▸ **What needs to be done**
From the listing below, count the lines where the string "name" occurs. Give the number, with no other words.

▸ **Provided entries**
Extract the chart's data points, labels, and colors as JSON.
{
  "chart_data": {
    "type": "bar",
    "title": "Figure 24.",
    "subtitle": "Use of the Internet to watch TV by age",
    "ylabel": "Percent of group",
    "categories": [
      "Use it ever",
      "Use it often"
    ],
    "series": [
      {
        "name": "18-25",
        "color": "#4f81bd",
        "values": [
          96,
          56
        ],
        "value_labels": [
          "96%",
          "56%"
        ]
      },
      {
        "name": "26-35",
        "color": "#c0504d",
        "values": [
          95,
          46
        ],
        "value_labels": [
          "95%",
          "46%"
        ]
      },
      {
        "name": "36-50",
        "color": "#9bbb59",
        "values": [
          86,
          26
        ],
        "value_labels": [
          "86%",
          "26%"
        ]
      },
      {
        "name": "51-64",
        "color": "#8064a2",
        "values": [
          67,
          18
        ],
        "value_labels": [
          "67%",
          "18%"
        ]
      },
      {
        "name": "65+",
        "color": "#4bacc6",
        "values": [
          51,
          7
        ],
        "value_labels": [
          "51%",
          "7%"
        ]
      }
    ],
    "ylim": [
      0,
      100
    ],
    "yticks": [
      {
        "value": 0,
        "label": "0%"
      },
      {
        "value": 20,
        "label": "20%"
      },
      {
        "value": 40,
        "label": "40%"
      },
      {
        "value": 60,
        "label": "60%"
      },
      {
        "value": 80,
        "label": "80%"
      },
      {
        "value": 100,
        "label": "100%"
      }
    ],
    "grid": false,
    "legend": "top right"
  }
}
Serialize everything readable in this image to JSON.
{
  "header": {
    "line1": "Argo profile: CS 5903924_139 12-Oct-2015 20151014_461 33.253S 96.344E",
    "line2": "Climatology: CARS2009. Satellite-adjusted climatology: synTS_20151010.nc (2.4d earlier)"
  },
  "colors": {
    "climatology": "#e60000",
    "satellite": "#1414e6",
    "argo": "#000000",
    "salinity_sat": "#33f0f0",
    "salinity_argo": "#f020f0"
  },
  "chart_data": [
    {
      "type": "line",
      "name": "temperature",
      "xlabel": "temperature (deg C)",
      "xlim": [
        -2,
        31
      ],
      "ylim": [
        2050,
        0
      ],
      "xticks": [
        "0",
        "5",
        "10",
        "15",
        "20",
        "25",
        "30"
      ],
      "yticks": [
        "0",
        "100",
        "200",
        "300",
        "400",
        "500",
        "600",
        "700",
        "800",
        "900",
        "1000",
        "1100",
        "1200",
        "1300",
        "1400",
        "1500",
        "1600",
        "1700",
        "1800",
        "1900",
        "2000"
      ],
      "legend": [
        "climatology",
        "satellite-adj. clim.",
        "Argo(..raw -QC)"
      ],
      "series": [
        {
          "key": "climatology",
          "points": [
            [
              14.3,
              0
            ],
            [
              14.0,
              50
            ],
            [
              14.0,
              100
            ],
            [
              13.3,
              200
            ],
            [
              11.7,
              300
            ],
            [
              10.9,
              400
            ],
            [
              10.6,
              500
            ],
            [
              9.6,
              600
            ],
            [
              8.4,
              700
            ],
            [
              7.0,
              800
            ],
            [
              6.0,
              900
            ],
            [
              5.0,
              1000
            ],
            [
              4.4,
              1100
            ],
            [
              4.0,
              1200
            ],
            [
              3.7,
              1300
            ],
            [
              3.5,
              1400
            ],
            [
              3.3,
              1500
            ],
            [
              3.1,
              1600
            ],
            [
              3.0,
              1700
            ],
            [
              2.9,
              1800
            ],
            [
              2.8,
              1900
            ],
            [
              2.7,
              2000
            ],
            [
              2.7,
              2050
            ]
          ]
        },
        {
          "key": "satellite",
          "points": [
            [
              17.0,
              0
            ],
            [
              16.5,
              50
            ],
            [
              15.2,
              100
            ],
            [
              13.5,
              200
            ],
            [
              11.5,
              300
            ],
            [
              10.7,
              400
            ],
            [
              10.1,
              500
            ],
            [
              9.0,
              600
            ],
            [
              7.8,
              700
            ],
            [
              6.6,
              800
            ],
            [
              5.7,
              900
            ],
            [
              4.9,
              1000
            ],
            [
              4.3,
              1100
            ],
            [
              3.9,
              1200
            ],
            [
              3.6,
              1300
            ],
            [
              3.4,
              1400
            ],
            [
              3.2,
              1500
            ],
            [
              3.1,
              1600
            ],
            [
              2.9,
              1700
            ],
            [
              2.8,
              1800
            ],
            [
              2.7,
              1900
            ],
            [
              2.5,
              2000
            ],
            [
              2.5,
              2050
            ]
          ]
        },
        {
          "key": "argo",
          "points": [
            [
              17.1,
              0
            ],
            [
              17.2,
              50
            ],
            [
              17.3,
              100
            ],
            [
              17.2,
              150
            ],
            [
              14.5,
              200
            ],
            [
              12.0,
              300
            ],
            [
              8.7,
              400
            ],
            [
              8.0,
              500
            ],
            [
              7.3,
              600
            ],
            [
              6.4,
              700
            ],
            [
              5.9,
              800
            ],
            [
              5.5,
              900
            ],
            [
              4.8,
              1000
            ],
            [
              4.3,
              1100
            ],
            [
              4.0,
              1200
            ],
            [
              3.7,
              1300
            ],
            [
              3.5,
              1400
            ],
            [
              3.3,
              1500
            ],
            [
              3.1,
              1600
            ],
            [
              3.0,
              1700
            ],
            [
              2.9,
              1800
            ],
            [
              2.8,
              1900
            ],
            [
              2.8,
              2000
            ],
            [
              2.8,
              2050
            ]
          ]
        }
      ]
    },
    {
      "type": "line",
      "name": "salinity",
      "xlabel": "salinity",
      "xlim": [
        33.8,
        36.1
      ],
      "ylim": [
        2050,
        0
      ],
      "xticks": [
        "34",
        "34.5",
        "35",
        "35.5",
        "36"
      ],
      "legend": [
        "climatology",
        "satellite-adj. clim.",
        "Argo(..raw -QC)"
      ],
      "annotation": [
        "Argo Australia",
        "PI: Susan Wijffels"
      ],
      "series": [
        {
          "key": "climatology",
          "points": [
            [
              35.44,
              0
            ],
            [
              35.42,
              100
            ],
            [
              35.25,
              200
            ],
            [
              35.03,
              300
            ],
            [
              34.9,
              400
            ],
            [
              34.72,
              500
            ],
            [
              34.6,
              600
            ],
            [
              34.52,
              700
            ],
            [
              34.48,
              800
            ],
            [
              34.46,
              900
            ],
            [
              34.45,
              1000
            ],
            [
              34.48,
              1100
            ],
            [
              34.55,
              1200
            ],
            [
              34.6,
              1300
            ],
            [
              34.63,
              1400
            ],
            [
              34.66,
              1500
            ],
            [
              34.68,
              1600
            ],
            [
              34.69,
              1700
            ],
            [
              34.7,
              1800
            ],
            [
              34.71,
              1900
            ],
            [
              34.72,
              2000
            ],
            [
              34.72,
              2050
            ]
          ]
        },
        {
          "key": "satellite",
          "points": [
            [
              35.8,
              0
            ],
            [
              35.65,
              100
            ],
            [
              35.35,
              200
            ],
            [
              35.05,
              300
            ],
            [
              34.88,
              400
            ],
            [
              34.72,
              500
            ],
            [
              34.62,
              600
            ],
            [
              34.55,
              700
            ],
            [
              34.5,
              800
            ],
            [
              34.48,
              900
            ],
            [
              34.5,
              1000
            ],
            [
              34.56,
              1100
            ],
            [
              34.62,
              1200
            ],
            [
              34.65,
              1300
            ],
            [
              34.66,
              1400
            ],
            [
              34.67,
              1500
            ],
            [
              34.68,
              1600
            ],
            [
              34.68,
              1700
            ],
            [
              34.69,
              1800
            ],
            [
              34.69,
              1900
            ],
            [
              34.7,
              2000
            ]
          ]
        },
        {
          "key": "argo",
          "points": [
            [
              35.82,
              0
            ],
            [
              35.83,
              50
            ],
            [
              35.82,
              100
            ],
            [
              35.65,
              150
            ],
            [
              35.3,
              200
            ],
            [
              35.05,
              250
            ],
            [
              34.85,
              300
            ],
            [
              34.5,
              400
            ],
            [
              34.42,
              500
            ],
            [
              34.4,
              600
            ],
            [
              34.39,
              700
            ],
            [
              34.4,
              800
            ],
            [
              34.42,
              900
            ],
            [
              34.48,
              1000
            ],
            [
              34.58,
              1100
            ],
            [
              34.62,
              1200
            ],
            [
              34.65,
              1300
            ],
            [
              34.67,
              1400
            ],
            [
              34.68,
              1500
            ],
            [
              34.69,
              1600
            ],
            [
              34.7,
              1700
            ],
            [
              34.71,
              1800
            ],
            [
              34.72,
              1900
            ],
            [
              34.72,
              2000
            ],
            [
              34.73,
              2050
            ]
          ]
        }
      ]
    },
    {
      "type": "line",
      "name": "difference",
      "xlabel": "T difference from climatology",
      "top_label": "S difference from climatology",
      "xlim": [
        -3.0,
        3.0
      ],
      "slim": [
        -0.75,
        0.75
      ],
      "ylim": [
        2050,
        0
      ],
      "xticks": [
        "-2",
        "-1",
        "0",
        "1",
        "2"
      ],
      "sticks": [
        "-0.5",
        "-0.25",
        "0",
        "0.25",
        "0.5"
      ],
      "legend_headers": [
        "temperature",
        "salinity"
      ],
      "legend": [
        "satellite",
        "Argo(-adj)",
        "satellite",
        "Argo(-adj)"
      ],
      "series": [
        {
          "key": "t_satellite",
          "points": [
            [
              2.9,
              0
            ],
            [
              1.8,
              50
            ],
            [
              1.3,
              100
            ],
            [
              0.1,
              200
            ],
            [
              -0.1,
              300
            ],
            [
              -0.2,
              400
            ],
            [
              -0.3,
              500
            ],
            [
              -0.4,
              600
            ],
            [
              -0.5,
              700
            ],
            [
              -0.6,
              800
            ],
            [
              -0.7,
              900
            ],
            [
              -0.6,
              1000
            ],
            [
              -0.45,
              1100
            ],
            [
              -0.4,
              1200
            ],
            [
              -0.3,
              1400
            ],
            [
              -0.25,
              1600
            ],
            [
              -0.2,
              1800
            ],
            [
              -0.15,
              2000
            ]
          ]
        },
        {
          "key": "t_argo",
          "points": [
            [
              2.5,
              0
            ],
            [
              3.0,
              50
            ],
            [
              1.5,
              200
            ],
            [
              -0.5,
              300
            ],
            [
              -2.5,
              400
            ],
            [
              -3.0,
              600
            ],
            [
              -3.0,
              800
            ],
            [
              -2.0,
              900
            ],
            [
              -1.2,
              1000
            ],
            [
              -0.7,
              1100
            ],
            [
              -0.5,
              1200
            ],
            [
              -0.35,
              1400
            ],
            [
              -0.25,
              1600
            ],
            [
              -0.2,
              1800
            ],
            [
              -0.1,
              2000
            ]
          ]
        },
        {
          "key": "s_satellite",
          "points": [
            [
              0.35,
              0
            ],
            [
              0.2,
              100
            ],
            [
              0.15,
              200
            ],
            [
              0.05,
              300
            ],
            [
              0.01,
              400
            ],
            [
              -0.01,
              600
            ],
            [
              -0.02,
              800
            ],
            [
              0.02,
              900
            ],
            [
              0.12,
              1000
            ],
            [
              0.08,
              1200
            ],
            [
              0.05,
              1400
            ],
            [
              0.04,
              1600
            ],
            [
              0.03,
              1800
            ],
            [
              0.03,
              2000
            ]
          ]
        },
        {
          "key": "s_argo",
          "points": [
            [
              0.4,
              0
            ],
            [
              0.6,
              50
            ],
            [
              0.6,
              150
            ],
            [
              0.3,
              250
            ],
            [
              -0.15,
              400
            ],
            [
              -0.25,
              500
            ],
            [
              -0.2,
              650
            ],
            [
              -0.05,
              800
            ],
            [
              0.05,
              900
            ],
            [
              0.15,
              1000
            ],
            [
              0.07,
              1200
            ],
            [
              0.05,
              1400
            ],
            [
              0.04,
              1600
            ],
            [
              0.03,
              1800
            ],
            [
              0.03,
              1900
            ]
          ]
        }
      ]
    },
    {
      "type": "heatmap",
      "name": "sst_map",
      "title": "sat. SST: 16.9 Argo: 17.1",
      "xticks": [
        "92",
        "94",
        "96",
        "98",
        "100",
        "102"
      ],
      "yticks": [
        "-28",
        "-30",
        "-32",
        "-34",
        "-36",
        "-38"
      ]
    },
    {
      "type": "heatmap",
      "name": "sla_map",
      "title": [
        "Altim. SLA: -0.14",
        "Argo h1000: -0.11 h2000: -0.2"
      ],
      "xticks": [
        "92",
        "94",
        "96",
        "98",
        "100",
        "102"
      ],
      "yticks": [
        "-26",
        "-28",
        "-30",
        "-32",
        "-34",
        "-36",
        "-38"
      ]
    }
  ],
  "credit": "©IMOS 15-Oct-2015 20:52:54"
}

▸ **Result of the task**
10